+++ Given records

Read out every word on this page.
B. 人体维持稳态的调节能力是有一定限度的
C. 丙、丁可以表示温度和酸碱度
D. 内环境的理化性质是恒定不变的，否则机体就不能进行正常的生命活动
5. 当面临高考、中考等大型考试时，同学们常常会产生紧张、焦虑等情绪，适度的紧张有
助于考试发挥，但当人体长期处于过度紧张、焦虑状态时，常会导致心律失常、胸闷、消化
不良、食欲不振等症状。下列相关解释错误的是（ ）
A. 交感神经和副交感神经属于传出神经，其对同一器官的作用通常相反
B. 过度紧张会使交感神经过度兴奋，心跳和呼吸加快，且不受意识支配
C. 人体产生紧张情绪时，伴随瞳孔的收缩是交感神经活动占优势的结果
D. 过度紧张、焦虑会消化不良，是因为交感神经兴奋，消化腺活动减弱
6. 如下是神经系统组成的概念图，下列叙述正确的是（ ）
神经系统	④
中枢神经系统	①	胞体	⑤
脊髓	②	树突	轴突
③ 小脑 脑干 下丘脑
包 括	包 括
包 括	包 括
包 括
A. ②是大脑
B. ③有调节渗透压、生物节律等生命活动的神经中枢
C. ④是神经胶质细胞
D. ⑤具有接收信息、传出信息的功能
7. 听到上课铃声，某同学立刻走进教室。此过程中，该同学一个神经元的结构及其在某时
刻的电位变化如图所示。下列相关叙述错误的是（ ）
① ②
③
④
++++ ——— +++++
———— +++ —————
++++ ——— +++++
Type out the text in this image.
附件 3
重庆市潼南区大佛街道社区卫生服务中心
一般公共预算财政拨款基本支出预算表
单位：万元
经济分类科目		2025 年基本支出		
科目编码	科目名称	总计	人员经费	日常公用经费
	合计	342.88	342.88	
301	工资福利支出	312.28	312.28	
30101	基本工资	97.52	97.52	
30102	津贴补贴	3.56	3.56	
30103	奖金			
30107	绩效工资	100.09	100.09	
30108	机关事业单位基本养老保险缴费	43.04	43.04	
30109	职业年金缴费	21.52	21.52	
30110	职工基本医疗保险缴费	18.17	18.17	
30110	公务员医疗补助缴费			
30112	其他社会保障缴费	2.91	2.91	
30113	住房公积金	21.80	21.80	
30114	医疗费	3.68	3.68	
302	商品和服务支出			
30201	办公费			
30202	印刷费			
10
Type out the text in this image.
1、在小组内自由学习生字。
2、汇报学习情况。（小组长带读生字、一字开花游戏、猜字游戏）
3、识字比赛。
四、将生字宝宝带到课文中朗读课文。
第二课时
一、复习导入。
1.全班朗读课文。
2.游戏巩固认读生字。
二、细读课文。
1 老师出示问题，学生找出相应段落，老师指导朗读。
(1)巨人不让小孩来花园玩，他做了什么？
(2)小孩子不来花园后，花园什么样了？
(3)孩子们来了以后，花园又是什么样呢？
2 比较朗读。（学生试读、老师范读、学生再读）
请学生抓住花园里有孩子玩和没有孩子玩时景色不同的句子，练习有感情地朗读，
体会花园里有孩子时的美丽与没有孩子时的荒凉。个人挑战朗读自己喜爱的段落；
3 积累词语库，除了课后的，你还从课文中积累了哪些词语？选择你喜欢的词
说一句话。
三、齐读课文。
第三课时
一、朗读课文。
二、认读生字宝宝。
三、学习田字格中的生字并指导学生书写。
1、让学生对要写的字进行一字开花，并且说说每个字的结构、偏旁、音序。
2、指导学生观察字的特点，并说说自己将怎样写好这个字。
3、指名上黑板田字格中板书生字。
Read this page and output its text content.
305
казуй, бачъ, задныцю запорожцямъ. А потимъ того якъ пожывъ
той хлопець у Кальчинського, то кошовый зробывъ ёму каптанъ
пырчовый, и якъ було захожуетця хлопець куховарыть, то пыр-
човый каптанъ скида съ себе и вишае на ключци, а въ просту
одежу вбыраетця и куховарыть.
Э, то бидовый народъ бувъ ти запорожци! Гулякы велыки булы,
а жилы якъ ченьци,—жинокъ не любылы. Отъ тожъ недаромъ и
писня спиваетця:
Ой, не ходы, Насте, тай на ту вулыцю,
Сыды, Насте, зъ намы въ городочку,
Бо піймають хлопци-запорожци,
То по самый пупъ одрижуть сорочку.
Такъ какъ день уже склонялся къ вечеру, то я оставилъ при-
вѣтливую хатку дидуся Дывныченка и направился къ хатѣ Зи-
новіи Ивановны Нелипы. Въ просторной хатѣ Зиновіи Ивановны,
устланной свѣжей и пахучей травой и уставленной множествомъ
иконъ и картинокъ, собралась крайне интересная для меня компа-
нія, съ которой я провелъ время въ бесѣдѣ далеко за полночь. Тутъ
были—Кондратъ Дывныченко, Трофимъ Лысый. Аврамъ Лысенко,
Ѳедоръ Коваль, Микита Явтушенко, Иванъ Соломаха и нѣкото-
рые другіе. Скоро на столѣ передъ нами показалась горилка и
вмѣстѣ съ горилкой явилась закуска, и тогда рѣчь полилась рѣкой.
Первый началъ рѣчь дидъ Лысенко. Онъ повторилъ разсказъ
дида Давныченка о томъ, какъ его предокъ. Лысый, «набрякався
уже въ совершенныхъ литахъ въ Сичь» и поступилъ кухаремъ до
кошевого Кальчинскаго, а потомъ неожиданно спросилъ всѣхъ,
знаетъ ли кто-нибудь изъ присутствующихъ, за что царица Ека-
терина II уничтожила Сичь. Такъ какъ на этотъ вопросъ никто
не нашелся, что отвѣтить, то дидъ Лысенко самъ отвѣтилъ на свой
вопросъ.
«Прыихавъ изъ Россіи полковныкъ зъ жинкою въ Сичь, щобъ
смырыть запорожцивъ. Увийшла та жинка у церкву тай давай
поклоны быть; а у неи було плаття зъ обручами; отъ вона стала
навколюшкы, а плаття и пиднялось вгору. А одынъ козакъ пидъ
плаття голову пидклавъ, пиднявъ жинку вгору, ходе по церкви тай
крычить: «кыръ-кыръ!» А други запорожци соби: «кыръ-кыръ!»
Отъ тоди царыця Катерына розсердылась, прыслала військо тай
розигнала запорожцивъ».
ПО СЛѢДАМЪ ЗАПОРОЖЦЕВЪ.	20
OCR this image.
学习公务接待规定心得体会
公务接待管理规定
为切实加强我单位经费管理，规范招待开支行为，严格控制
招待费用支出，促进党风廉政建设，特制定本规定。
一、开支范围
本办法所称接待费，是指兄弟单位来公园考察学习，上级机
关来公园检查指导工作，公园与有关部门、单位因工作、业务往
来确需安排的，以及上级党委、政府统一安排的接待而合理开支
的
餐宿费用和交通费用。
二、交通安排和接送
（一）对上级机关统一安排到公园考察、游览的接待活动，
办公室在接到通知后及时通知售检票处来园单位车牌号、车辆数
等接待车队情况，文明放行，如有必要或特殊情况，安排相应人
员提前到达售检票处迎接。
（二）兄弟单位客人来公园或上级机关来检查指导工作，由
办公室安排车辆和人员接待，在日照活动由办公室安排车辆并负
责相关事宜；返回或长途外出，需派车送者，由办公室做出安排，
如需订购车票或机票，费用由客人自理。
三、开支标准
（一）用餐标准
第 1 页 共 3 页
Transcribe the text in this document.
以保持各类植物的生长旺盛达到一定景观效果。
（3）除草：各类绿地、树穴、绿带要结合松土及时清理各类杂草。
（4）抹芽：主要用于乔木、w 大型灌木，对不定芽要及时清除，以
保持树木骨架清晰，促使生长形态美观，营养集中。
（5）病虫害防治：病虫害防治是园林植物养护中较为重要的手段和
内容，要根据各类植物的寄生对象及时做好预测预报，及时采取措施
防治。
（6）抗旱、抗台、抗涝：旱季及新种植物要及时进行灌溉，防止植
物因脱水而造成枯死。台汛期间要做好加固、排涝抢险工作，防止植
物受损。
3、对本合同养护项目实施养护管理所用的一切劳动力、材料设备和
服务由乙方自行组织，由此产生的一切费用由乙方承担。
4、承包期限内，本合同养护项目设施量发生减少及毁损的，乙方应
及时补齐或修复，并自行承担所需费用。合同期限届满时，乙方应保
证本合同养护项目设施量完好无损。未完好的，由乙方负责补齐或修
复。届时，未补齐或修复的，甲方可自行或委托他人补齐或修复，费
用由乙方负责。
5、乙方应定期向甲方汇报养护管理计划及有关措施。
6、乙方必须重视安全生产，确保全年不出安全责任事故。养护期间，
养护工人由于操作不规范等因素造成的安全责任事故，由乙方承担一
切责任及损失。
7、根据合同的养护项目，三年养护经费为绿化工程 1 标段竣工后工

++++++

Set problem: Reproduce nothing but the lines from the line containing "OCR this image." to the last line of the data, each exactly as written.

Result of the task:
OCR this image.
学习公务接待规定心得体会
公务接待管理规定
为切实加强我单位经费管理，规范招待开支行为，严格控制
招待费用支出，促进党风廉政建设，特制定本规定。
一、开支范围
本办法所称接待费，是指兄弟单位来公园考察学习，上级机
关来公园检查指导工作，公园与有关部门、单位因工作、业务往
来确需安排的，以及上级党委、政府统一安排的接待而合理开支
的
餐宿费用和交通费用。
二、交通安排和接送
（一）对上级机关统一安排到公园考察、游览的接待活动，
办公室在接到通知后及时通知售检票处来园单位车牌号、车辆数
等接待车队情况，文明放行，如有必要或特殊情况，安排相应人
员提前到达售检票处迎接。
（二）兄弟单位客人来公园或上级机关来检查指导工作，由
办公室安排车辆和人员接待，在日照活动由办公室安排车辆并负
责相关事宜；返回或长途外出，需派车送者，由办公室做出安排，
如需订购车票或机票，费用由客人自理。
三、开支标准
（一）用餐标准
第 1 页 共 3 页
Transcribe the text in this document.
以保持各类植物的生长旺盛达到一定景观效果。
（3）除草：各类绿地、树穴、绿带要结合松土及时清理各类杂草。
（4）抹芽：主要用于乔木、w 大型灌木，对不定芽要及时清除，以
保持树木骨架清晰，促使生长形态美观，营养集中。
（5）病虫害防治：病虫害防治是园林植物养护中较为重要的手段和
内容，要根据各类植物的寄生对象及时做好预测预报，及时采取措施
防治。
（6）抗旱、抗台、抗涝：旱季及新种植物要及时进行灌溉，防止植
物因脱水而造成枯死。台汛期间要做好加固、排涝抢险工作，防止植
物受损。
3、对本合同养护项目实施养护管理所用的一切劳动力、材料设备和
服务由乙方自行组织，由此产生的一切费用由乙方承担。
4、承包期限内，本合同养护项目设施量发生减少及毁损的，乙方应
及时补齐或修复，并自行承担所需费用。合同期限届满时，乙方应保
证本合同养护项目设施量完好无损。未完好的，由乙方负责补齐或修
复。届时，未补齐或修复的，甲方可自行或委托他人补齐或修复，费
用由乙方负责。
5、乙方应定期向甲方汇报养护管理计划及有关措施。
6、乙方必须重视安全生产，确保全年不出安全责任事故。养护期间，
养护工人由于操作不规范等因素造成的安全责任事故，由乙方承担一
切责任及损失。
7、根据合同的养护项目，三年养护经费为绿化工程 1 标段竣工后工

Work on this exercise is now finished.